» **Requirements**:
Which lines hold the word "Class"? Show each of them.

┌─ Supplied records

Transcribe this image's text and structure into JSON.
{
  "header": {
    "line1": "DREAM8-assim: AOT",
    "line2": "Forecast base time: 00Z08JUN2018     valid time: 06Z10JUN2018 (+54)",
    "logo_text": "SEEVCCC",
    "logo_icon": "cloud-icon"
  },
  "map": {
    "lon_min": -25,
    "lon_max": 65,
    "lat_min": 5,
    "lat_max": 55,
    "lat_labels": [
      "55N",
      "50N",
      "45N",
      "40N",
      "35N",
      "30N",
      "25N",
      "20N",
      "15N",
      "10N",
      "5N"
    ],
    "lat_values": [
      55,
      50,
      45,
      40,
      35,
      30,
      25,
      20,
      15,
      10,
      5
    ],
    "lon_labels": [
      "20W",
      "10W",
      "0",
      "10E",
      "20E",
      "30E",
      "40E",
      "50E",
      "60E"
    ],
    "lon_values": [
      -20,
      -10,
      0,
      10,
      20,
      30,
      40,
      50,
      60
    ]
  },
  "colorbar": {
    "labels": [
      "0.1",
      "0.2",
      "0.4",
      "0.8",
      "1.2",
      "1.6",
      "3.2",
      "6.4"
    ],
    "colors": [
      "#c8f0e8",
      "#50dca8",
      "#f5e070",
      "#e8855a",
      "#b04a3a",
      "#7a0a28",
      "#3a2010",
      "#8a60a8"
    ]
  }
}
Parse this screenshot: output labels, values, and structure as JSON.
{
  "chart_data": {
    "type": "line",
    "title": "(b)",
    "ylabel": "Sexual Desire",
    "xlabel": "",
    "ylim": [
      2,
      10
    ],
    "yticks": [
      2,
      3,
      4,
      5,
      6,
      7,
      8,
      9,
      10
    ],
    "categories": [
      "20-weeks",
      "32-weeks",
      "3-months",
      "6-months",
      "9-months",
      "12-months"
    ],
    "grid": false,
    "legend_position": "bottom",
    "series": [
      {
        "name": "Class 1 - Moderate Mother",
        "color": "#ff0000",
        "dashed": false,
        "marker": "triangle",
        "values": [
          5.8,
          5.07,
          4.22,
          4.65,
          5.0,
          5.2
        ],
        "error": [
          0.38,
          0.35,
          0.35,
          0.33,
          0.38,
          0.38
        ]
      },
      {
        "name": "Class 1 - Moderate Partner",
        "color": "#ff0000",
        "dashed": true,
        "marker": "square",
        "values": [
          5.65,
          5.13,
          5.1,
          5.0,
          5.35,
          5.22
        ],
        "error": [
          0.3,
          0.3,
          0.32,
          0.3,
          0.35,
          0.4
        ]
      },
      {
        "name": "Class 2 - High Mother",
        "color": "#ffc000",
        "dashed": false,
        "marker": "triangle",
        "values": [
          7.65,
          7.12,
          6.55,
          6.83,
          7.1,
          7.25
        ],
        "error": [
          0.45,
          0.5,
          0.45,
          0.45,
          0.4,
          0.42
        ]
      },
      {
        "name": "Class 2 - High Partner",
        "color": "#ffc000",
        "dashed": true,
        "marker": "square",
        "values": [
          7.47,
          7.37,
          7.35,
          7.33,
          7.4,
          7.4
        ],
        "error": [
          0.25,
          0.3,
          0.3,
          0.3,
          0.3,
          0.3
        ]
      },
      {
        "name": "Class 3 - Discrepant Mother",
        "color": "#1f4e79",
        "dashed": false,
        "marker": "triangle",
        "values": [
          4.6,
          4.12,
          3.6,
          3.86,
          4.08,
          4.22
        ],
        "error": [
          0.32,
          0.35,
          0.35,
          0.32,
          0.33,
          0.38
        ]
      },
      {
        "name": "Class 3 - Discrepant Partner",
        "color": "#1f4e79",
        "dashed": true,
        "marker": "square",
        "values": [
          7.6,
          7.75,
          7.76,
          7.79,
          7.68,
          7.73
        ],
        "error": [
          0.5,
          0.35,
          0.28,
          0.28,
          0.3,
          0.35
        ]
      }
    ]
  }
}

└─

» **Finished answer**:
        "name": "Class 1 - Moderate Mother",
        "name": "Class 1 - Moderate Partner",
        "name": "Class 2 - High Mother",
        "name": "Class 2 - High Partner",
        "name": "Class 3 - Discrepant Mother",
        "name": "Class 3 - Discrepant Partner",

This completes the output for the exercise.